## Text section
++++

The National Women's Soccer League (NWSL) is a top-tier professional women's soccer league in the United States. It has the second highest average attendance of professional women's sports leagues in the United States, below the Women's National Basketball Association and ahead of Professional Women's Hockey League. During the 2024 season, the NWSL reached a total attendance of over 2 million spectators for the first time in the league's history. The single-match attendance record of 63,004 spectators was set by the Denver Summit during their inaugural home opener, facing the Washington Spirit on March 28, 2026, at Empower Field in Denver.

++++

## Your objective
Print the part of the NWSL attendance text from "The National Women's" up to and including "Field in Denver.", word for word.

## Document understanding data
++++

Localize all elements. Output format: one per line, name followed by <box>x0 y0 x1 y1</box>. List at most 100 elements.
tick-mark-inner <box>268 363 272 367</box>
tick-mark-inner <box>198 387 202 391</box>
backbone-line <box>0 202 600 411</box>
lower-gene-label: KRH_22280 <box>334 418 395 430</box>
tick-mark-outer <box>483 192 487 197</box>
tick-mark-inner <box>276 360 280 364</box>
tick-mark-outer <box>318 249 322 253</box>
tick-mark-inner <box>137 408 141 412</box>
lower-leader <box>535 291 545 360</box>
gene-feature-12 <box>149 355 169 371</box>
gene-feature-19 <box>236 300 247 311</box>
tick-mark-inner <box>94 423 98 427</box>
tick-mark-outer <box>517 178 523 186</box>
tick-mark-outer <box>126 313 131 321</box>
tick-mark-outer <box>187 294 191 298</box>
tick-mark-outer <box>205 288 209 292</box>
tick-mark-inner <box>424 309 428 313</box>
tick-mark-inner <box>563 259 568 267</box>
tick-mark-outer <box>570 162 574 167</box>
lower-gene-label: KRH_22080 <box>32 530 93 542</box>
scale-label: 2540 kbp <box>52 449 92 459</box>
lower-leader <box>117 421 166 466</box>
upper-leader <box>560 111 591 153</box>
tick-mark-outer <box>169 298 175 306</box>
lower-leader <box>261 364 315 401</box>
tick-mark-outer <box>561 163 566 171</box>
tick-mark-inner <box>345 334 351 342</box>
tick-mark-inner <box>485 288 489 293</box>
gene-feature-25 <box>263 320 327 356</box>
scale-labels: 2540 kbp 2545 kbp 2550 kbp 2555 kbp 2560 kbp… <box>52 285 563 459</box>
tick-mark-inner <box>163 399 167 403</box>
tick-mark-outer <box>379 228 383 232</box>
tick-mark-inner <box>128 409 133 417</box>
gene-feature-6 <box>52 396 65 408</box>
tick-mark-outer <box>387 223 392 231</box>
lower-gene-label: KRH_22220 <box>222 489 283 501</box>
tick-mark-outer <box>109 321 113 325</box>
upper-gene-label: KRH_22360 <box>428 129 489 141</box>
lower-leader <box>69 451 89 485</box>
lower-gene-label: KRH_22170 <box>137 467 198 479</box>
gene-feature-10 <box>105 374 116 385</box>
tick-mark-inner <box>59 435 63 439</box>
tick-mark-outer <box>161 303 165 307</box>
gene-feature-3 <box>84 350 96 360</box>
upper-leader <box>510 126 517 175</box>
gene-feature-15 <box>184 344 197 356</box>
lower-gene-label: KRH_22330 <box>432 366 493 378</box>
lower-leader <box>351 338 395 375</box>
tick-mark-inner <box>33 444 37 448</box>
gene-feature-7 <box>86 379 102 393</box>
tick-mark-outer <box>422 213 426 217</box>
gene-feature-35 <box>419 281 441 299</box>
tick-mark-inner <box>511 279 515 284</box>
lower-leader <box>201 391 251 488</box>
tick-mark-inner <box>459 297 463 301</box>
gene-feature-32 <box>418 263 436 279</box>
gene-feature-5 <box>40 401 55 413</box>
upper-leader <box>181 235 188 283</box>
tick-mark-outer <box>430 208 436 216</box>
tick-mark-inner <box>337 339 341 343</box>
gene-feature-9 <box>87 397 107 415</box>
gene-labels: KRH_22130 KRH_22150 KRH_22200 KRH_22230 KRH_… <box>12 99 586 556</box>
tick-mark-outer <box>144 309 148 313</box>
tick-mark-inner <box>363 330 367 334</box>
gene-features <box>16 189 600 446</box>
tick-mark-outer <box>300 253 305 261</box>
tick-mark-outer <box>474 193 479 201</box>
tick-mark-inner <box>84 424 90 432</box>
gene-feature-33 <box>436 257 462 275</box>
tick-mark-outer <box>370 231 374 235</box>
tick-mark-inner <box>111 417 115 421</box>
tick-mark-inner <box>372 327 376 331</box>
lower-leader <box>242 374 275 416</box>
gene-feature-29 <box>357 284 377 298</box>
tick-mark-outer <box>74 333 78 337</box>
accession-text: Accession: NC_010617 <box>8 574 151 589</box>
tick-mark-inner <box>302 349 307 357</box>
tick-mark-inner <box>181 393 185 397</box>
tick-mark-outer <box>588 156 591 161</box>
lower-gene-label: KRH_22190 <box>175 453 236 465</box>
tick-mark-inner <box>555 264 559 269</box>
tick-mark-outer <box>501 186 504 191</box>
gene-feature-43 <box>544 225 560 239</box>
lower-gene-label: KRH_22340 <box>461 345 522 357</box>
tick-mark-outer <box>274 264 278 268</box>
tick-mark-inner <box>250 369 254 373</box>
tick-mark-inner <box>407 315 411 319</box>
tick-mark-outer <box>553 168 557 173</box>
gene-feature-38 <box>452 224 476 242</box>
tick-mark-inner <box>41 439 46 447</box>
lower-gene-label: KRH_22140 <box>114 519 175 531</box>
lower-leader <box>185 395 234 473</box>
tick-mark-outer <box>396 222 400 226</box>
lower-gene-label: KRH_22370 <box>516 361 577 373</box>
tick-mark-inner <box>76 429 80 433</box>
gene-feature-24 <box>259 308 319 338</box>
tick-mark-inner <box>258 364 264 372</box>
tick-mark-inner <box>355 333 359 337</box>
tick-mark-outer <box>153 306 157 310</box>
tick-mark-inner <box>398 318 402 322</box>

++++

## Result of this exercise
The National Women's Soccer League (NWSL) is a top-tier professional women's soccer league in the United States. It has the second highest average attendance of professional women's sports leagues in the United States, below the Women's National Basketball Association and ahead of Professional Women's Hockey League. During the 2024 season, the NWSL reached a total attendance of over 2 million spectators for the first time in the league's history. The single-match attendance record of 63,004 spectators was set by the Denver Summit during their inaugural home opener, facing the Washington Spirit on March 28, 2026, at Empower Field in Denver.